▶ _Stored rows_
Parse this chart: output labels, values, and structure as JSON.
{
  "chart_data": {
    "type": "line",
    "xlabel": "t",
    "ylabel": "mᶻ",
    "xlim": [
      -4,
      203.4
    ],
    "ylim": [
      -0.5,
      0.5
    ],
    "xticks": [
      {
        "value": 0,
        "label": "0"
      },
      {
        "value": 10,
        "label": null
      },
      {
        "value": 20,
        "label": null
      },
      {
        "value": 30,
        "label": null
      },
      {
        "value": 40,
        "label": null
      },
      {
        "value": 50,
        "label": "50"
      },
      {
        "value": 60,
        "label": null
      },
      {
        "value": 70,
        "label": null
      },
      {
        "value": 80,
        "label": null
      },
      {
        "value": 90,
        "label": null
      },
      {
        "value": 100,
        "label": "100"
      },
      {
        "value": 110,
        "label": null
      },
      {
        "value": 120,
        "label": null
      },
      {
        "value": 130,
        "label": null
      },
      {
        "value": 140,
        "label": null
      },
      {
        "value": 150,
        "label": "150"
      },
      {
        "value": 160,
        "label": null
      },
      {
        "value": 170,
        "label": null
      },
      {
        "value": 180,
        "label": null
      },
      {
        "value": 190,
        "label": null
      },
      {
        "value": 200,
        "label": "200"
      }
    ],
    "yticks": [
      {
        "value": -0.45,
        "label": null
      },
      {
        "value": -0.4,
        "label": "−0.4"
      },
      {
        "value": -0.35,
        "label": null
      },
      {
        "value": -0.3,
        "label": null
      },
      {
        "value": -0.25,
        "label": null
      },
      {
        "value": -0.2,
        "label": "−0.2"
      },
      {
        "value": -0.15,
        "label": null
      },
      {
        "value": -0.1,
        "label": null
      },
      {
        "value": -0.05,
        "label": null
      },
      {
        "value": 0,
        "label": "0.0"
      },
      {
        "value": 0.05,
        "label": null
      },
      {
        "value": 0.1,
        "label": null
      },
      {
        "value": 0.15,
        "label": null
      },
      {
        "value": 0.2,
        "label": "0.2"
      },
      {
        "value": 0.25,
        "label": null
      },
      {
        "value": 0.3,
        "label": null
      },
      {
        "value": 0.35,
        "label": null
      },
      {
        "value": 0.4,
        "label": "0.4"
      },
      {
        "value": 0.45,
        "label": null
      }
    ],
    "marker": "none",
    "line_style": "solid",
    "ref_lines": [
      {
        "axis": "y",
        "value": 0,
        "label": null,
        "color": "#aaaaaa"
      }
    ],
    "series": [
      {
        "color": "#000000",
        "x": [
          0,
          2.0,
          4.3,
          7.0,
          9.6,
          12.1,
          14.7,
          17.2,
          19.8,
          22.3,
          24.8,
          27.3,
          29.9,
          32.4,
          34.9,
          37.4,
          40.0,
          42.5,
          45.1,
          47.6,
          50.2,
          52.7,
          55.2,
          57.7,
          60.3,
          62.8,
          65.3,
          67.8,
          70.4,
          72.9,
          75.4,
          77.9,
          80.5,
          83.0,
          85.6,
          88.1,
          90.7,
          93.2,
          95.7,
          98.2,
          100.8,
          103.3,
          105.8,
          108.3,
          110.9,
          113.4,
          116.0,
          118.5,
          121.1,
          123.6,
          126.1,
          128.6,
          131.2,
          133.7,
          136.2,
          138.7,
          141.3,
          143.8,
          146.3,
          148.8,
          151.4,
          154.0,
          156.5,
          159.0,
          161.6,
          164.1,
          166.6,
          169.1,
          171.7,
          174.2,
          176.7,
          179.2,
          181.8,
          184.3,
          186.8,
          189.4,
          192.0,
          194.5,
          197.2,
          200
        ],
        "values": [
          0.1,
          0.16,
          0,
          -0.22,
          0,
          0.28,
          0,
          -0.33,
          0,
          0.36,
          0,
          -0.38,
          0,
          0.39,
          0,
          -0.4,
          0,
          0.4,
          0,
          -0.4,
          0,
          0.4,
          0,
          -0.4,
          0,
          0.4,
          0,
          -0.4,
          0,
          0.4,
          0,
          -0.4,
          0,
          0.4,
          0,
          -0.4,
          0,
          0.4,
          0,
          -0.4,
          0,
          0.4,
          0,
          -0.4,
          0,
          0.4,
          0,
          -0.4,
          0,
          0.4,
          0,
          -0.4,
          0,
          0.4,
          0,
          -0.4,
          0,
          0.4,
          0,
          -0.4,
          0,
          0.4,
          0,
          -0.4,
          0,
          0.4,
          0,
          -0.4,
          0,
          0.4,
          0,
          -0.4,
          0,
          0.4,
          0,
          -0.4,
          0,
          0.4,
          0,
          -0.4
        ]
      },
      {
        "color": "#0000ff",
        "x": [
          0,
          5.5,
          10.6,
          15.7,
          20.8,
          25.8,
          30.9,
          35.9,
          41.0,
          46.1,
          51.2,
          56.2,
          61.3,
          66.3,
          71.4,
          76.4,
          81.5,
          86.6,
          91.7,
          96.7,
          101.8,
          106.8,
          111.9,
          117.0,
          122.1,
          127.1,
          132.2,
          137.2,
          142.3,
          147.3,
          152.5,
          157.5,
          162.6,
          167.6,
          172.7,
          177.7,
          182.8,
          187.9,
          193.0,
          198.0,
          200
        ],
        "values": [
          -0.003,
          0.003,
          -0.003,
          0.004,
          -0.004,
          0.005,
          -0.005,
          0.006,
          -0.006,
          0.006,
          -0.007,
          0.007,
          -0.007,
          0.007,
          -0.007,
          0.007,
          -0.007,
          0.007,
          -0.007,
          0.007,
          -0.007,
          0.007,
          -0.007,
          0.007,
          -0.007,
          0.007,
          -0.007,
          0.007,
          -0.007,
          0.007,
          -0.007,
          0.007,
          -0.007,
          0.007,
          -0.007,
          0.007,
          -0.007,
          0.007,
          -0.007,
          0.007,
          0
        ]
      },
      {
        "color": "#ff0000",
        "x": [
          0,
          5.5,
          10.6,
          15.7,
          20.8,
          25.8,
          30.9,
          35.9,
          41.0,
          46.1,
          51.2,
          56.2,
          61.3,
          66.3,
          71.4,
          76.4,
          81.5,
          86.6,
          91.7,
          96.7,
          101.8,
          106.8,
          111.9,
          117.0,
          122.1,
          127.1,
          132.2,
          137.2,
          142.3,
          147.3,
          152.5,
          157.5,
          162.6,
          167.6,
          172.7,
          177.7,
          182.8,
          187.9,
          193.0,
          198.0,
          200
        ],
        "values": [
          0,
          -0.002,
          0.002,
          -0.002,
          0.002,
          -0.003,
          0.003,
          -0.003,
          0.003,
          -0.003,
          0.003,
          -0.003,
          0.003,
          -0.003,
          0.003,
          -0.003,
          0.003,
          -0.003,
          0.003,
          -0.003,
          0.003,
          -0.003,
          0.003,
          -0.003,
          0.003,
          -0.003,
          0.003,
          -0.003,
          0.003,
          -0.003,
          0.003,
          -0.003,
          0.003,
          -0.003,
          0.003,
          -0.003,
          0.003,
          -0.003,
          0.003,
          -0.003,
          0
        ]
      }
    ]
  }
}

▶ _Exercise brief_
Transcribe each entry precisely, missing none.

▶ _Correct response_
Parse this chart: output labels, values, and structure as JSON.
{
  "chart_data": {
    "type": "line",
    "xlabel": "t",
    "ylabel": "mᶻ",
    "xlim": [
      -4,
      203.4
    ],
    "ylim": [
      -0.5,
      0.5
    ],
    "xticks": [
      {
        "value": 0,
        "label": "0"
      },
      {
        "value": 10,
        "label": null
      },
      {
        "value": 20,
        "label": null
      },
      {
        "value": 30,
        "label": null
      },
      {
        "value": 40,
        "label": null
      },
      {
        "value": 50,
        "label": "50"
      },
      {
        "value": 60,
        "label": null
      },
      {
        "value": 70,
        "label": null
      },
      {
        "value": 80,
        "label": null
      },
      {
        "value": 90,
        "label": null
      },
      {
        "value": 100,
        "label": "100"
      },
      {
        "value": 110,
        "label": null
      },
      {
        "value": 120,
        "label": null
      },
      {
        "value": 130,
        "label": null
      },
      {
        "value": 140,
        "label": null
      },
      {
        "value": 150,
        "label": "150"
      },
      {
        "value": 160,
        "label": null
      },
      {
        "value": 170,
        "label": null
      },
      {
        "value": 180,
        "label": null
      },
      {
        "value": 190,
        "label": null
      },
      {
        "value": 200,
        "label": "200"
      }
    ],
    "yticks": [
      {
        "value": -0.45,
        "label": null
      },
      {
        "value": -0.4,
        "label": "−0.4"
      },
      {
        "value": -0.35,
        "label": null
      },
      {
        "value": -0.3,
        "label": null
      },
      {
        "value": -0.25,
        "label": null
      },
      {
        "value": -0.2,
        "label": "−0.2"
      },
      {
        "value": -0.15,
        "label": null
      },
      {
        "value": -0.1,
        "label": null
      },
      {
        "value": -0.05,
        "label": null
      },
      {
        "value": 0,
        "label": "0.0"
      },
      {
        "value": 0.05,
        "label": null
      },
      {
        "value": 0.1,
        "label": null
      },
      {
        "value": 0.15,
        "label": null
      },
      {
        "value": 0.2,
        "label": "0.2"
      },
      {
        "value": 0.25,
        "label": null
      },
      {
        "value": 0.3,
        "label": null
      },
      {
        "value": 0.35,
        "label": null
      },
      {
        "value": 0.4,
        "label": "0.4"
      },
      {
        "value": 0.45,
        "label": null
      }
    ],
    "marker": "none",
    "line_style": "solid",
    "ref_lines": [
      {
        "axis": "y",
        "value": 0,
        "label": null,
        "color": "#aaaaaa"
      }
    ],
    "series": [
      {
        "color": "#000000",
        "x": [
          0,
          2.0,
          4.3,
          7.0,
          9.6,
          12.1,
          14.7,
          17.2,
          19.8,
          22.3,
          24.8,
          27.3,
          29.9,
          32.4,
          34.9,
          37.4,
          40.0,
          42.5,
          45.1,
          47.6,
          50.2,
          52.7,
          55.2,
          57.7,
          60.3,
          62.8,
          65.3,
          67.8,
          70.4,
          72.9,
          75.4,
          77.9,
          80.5,
          83.0,
          85.6,
          88.1,
          90.7,
          93.2,
          95.7,
          98.2,
          100.8,
          103.3,
          105.8,
          108.3,
          110.9,
          113.4,
          116.0,
          118.5,
          121.1,
          123.6,
          126.1,
          128.6,
          131.2,
          133.7,
          136.2,
          138.7,
          141.3,
          143.8,
          146.3,
          148.8,
          151.4,
          154.0,
          156.5,
          159.0,
          161.6,
          164.1,
          166.6,
          169.1,
          171.7,
          174.2,
          176.7,
          179.2,
          181.8,
          184.3,
          186.8,
          189.4,
          192.0,
          194.5,
          197.2,
          200
        ],
        "values": [
          0.1,
          0.16,
          0,
          -0.22,
          0,
          0.28,
          0,
          -0.33,
          0,
          0.36,
          0,
          -0.38,
          0,
          0.39,
          0,
          -0.4,
          0,
          0.4,
          0,
          -0.4,
          0,
          0.4,
          0,
          -0.4,
          0,
          0.4,
          0,
          -0.4,
          0,
          0.4,
          0,
          -0.4,
          0,
          0.4,
          0,
          -0.4,
          0,
          0.4,
          0,
          -0.4,
          0,
          0.4,
          0,
          -0.4,
          0,
          0.4,
          0,
          -0.4,
          0,
          0.4,
          0,
          -0.4,
          0,
          0.4,
          0,
          -0.4,
          0,
          0.4,
          0,
          -0.4,
          0,
          0.4,
          0,
          -0.4,
          0,
          0.4,
          0,
          -0.4,
          0,
          0.4,
          0,
          -0.4,
          0,
          0.4,
          0,
          -0.4,
          0,
          0.4,
          0,
          -0.4
        ]
      },
      {
        "color": "#0000ff",
        "x": [
          0,
          5.5,
          10.6,
          15.7,
          20.8,
          25.8,
          30.9,
          35.9,
          41.0,
          46.1,
          51.2,
          56.2,
          61.3,
          66.3,
          71.4,
          76.4,
          81.5,
          86.6,
          91.7,
          96.7,
          101.8,
          106.8,
          111.9,
          117.0,
          122.1,
          127.1,
          132.2,
          137.2,
          142.3,
          147.3,
          152.5,
          157.5,
          162.6,
          167.6,
          172.7,
          177.7,
          182.8,
          187.9,
          193.0,
          198.0,
          200
        ],
        "values": [
          -0.003,
          0.003,
          -0.003,
          0.004,
          -0.004,
          0.005,
          -0.005,
          0.006,
          -0.006,
          0.006,
          -0.007,
          0.007,
          -0.007,
          0.007,
          -0.007,
          0.007,
          -0.007,
          0.007,
          -0.007,
          0.007,
          -0.007,
          0.007,
          -0.007,
          0.007,
          -0.007,
          0.007,
          -0.007,
          0.007,
          -0.007,
          0.007,
          -0.007,
          0.007,
          -0.007,
          0.007,
          -0.007,
          0.007,
          -0.007,
          0.007,
          -0.007,
          0.007,
          0
        ]
      },
      {
        "color": "#ff0000",
        "x": [
          0,
          5.5,
          10.6,
          15.7,
          20.8,
          25.8,
          30.9,
          35.9,
          41.0,
          46.1,
          51.2,
          56.2,
          61.3,
          66.3,
          71.4,
          76.4,
          81.5,
          86.6,
          91.7,
          96.7,
          101.8,
          106.8,
          111.9,
          117.0,
          122.1,
          127.1,
          132.2,
          137.2,
          142.3,
          147.3,
          152.5,
          157.5,
          162.6,
          167.6,
          172.7,
          177.7,
          182.8,
          187.9,
          193.0,
          198.0,
          200
        ],
        "values": [
          0,
          -0.002,
          0.002,
          -0.002,
          0.002,
          -0.003,
          0.003,
          -0.003,
          0.003,
          -0.003,
          0.003,
          -0.003,
          0.003,
          -0.003,
          0.003,
          -0.003,
          0.003,
          -0.003,
          0.003,
          -0.003,
          0.003,
          -0.003,
          0.003,
          -0.003,
          0.003,
          -0.003,
          0.003,
          -0.003,
          0.003,
          -0.003,
          0.003,
          -0.003,
          0.003,
          -0.003,
          0.003,
          -0.003,
          0.003,
          -0.003,
          0.003,
          -0.003,
          0
        ]
      }
    ]
  }
}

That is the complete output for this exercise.